* [AIM]
Set down each entry from the block beneath, exactly as written.

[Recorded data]
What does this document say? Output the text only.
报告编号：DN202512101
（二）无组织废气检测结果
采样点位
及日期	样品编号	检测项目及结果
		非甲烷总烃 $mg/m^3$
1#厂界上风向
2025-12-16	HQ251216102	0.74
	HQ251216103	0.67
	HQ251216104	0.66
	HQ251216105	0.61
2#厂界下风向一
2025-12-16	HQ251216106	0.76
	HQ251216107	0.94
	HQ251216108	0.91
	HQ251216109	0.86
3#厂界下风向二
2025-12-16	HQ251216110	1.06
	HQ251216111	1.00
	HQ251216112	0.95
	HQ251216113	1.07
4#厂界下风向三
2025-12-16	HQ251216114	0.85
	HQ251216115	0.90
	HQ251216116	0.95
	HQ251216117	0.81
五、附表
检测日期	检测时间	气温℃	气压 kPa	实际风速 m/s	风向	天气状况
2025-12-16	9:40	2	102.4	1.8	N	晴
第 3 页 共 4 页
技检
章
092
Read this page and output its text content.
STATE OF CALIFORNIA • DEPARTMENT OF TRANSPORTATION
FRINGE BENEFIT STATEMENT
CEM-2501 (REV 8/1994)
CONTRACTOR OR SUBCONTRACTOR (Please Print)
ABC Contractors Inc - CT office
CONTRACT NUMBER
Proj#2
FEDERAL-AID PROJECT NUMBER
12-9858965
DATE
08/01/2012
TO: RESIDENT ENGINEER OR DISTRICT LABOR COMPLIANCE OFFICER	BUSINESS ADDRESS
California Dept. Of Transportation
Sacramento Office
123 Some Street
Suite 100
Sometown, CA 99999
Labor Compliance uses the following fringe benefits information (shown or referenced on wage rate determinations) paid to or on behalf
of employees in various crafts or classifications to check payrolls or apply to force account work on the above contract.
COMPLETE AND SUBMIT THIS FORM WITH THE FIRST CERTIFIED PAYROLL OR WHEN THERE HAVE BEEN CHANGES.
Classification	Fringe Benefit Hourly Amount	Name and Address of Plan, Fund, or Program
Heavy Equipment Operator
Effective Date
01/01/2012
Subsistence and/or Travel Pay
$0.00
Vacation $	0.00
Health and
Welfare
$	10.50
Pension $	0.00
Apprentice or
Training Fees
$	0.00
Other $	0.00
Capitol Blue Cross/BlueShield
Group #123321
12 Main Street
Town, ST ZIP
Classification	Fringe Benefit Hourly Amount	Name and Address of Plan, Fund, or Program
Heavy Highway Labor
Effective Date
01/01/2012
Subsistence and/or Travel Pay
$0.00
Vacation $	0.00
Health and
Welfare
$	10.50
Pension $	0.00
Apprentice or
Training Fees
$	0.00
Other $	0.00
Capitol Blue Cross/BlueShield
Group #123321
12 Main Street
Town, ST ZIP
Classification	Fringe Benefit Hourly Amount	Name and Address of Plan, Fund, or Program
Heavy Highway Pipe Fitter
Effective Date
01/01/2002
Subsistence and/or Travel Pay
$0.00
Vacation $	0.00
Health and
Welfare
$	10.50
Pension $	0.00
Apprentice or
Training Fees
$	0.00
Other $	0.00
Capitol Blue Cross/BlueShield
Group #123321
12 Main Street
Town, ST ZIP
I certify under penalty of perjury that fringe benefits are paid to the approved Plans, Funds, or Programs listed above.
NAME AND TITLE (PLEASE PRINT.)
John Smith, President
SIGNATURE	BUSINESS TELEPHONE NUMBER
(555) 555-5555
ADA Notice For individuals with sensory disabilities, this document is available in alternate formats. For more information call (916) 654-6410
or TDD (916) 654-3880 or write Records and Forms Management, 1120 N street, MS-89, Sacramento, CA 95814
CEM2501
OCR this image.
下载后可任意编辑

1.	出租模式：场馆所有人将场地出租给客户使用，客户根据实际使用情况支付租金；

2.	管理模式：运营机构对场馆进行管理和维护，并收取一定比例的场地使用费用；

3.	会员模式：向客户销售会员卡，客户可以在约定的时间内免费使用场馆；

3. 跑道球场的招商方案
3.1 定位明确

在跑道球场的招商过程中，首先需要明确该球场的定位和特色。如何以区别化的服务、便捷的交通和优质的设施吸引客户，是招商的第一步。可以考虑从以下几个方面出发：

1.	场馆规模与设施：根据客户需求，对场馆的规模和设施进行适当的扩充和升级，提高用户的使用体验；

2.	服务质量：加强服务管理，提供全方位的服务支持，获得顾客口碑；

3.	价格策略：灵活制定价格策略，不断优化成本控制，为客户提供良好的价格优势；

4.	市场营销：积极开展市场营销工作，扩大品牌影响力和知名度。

* [RIGHT ANSWER]
What does this document say? Output the text only.
报告编号：DN202512101
（二）无组织废气检测结果
采样点位
及日期	样品编号	检测项目及结果
		非甲烷总烃 $mg/m^3$
1#厂界上风向
2025-12-16	HQ251216102	0.74
	HQ251216103	0.67
	HQ251216104	0.66
	HQ251216105	0.61
2#厂界下风向一
2025-12-16	HQ251216106	0.76
	HQ251216107	0.94
	HQ251216108	0.91
	HQ251216109	0.86
3#厂界下风向二
2025-12-16	HQ251216110	1.06
	HQ251216111	1.00
	HQ251216112	0.95
	HQ251216113	1.07
4#厂界下风向三
2025-12-16	HQ251216114	0.85
	HQ251216115	0.90
	HQ251216116	0.95
	HQ251216117	0.81
五、附表
检测日期	检测时间	气温℃	气压 kPa	实际风速 m/s	风向	天气状况
2025-12-16	9:40	2	102.4	1.8	N	晴
第 3 页 共 4 页
技检
章
092
Read this page and output its text content.
STATE OF CALIFORNIA • DEPARTMENT OF TRANSPORTATION
FRINGE BENEFIT STATEMENT
CEM-2501 (REV 8/1994)
CONTRACTOR OR SUBCONTRACTOR (Please Print)
ABC Contractors Inc - CT office
CONTRACT NUMBER
Proj#2
FEDERAL-AID PROJECT NUMBER
12-9858965
DATE
08/01/2012
TO: RESIDENT ENGINEER OR DISTRICT LABOR COMPLIANCE OFFICER	BUSINESS ADDRESS
California Dept. Of Transportation
Sacramento Office
123 Some Street
Suite 100
Sometown, CA 99999
Labor Compliance uses the following fringe benefits information (shown or referenced on wage rate determinations) paid to or on behalf
of employees in various crafts or classifications to check payrolls or apply to force account work on the above contract.
COMPLETE AND SUBMIT THIS FORM WITH THE FIRST CERTIFIED PAYROLL OR WHEN THERE HAVE BEEN CHANGES.
Classification	Fringe Benefit Hourly Amount	Name and Address of Plan, Fund, or Program
Heavy Equipment Operator
Effective Date
01/01/2012
Subsistence and/or Travel Pay
$0.00
Vacation $	0.00
Health and
Welfare
$	10.50
Pension $	0.00
Apprentice or
Training Fees
$	0.00
Other $	0.00
Capitol Blue Cross/BlueShield
Group #123321
12 Main Street
Town, ST ZIP
Classification	Fringe Benefit Hourly Amount	Name and Address of Plan, Fund, or Program
Heavy Highway Labor
Effective Date
01/01/2012
Subsistence and/or Travel Pay
$0.00
Vacation $	0.00
Health and
Welfare
$	10.50
Pension $	0.00
Apprentice or
Training Fees
$	0.00
Other $	0.00
Capitol Blue Cross/BlueShield
Group #123321
12 Main Street
Town, ST ZIP
Classification	Fringe Benefit Hourly Amount	Name and Address of Plan, Fund, or Program
Heavy Highway Pipe Fitter
Effective Date
01/01/2002
Subsistence and/or Travel Pay
$0.00
Vacation $	0.00
Health and
Welfare
$	10.50
Pension $	0.00
Apprentice or
Training Fees
$	0.00
Other $	0.00
Capitol Blue Cross/BlueShield
Group #123321
12 Main Street
Town, ST ZIP
I certify under penalty of perjury that fringe benefits are paid to the approved Plans, Funds, or Programs listed above.
NAME AND TITLE (PLEASE PRINT.)
John Smith, President
SIGNATURE	BUSINESS TELEPHONE NUMBER
(555) 555-5555
ADA Notice For individuals with sensory disabilities, this document is available in alternate formats. For more information call (916) 654-6410
or TDD (916) 654-3880 or write Records and Forms Management, 1120 N street, MS-89, Sacramento, CA 95814
CEM2501
OCR this image.
下载后可任意编辑

1.	出租模式：场馆所有人将场地出租给客户使用，客户根据实际使用情况支付租金；

2.	管理模式：运营机构对场馆进行管理和维护，并收取一定比例的场地使用费用；

3.	会员模式：向客户销售会员卡，客户可以在约定的时间内免费使用场馆；

3. 跑道球场的招商方案
3.1 定位明确

在跑道球场的招商过程中，首先需要明确该球场的定位和特色。如何以区别化的服务、便捷的交通和优质的设施吸引客户，是招商的第一步。可以考虑从以下几个方面出发：

1.	场馆规模与设施：根据客户需求，对场馆的规模和设施进行适当的扩充和升级，提高用户的使用体验；

2.	服务质量：加强服务管理，提供全方位的服务支持，获得顾客口碑；

3.	价格策略：灵活制定价格策略，不断优化成本控制，为客户提供良好的价格优势；

4.	市场营销：积极开展市场营销工作，扩大品牌影响力和知名度。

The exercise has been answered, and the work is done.